▸ **INSTRUCTIONS FOR THE TASK**
Take down each entry exactly as written.

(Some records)

-- start --

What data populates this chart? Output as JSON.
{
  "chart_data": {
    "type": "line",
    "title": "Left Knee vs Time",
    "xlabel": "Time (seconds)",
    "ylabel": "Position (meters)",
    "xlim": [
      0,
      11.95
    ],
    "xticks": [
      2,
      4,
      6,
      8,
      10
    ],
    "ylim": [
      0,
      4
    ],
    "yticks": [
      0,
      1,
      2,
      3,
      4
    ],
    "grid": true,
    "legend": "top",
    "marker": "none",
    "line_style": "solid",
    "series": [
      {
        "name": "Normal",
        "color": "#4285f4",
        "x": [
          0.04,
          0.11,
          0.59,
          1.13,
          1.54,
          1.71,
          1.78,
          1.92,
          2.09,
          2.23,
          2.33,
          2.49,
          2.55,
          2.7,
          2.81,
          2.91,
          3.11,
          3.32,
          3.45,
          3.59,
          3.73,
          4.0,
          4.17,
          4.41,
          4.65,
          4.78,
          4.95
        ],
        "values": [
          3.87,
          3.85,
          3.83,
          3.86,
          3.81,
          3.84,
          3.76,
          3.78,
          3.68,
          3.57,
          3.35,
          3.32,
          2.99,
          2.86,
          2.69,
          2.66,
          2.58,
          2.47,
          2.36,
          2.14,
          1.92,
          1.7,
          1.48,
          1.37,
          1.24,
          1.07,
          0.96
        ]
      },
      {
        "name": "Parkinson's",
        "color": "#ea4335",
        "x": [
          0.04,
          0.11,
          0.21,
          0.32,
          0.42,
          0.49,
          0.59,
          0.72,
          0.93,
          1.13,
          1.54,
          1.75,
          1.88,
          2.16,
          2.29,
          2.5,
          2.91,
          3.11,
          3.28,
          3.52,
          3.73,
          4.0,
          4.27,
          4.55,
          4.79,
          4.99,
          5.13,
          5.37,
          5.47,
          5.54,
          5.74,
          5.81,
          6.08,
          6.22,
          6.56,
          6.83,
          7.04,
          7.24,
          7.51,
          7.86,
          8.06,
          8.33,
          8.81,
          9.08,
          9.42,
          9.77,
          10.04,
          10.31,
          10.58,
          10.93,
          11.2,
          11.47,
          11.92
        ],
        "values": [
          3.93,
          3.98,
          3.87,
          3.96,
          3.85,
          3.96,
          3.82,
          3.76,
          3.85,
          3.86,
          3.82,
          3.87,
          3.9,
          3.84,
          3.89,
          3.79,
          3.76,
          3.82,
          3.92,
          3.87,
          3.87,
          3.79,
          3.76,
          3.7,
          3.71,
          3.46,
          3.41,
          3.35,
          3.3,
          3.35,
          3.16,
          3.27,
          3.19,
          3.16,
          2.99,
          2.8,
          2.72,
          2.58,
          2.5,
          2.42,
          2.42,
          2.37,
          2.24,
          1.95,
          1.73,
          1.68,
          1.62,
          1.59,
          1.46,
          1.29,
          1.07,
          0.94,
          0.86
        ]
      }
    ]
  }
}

-- end --

▸ **ANSWER TO THE EXERCISE**
What data populates this chart? Output as JSON.
{
  "chart_data": {
    "type": "line",
    "title": "Left Knee vs Time",
    "xlabel": "Time (seconds)",
    "ylabel": "Position (meters)",
    "xlim": [
      0,
      11.95
    ],
    "xticks": [
      2,
      4,
      6,
      8,
      10
    ],
    "ylim": [
      0,
      4
    ],
    "yticks": [
      0,
      1,
      2,
      3,
      4
    ],
    "grid": true,
    "legend": "top",
    "marker": "none",
    "line_style": "solid",
    "series": [
      {
        "name": "Normal",
        "color": "#4285f4",
        "x": [
          0.04,
          0.11,
          0.59,
          1.13,
          1.54,
          1.71,
          1.78,
          1.92,
          2.09,
          2.23,
          2.33,
          2.49,
          2.55,
          2.7,
          2.81,
          2.91,
          3.11,
          3.32,
          3.45,
          3.59,
          3.73,
          4.0,
          4.17,
          4.41,
          4.65,
          4.78,
          4.95
        ],
        "values": [
          3.87,
          3.85,
          3.83,
          3.86,
          3.81,
          3.84,
          3.76,
          3.78,
          3.68,
          3.57,
          3.35,
          3.32,
          2.99,
          2.86,
          2.69,
          2.66,
          2.58,
          2.47,
          2.36,
          2.14,
          1.92,
          1.7,
          1.48,
          1.37,
          1.24,
          1.07,
          0.96
        ]
      },
      {
        "name": "Parkinson's",
        "color": "#ea4335",
        "x": [
          0.04,
          0.11,
          0.21,
          0.32,
          0.42,
          0.49,
          0.59,
          0.72,
          0.93,
          1.13,
          1.54,
          1.75,
          1.88,
          2.16,
          2.29,
          2.5,
          2.91,
          3.11,
          3.28,
          3.52,
          3.73,
          4.0,
          4.27,
          4.55,
          4.79,
          4.99,
          5.13,
          5.37,
          5.47,
          5.54,
          5.74,
          5.81,
          6.08,
          6.22,
          6.56,
          6.83,
          7.04,
          7.24,
          7.51,
          7.86,
          8.06,
          8.33,
          8.81,
          9.08,
          9.42,
          9.77,
          10.04,
          10.31,
          10.58,
          10.93,
          11.2,
          11.47,
          11.92
        ],
        "values": [
          3.93,
          3.98,
          3.87,
          3.96,
          3.85,
          3.96,
          3.82,
          3.76,
          3.85,
          3.86,
          3.82,
          3.87,
          3.9,
          3.84,
          3.89,
          3.79,
          3.76,
          3.82,
          3.92,
          3.87,
          3.87,
          3.79,
          3.76,
          3.7,
          3.71,
          3.46,
          3.41,
          3.35,
          3.3,
          3.35,
          3.16,
          3.27,
          3.19,
          3.16,
          2.99,
          2.8,
          2.72,
          2.58,
          2.5,
          2.42,
          2.42,
          2.37,
          2.24,
          1.95,
          1.73,
          1.68,
          1.62,
          1.59,
          1.46,
          1.29,
          1.07,
          0.94,
          0.86
        ]
      }
    ]
  }
}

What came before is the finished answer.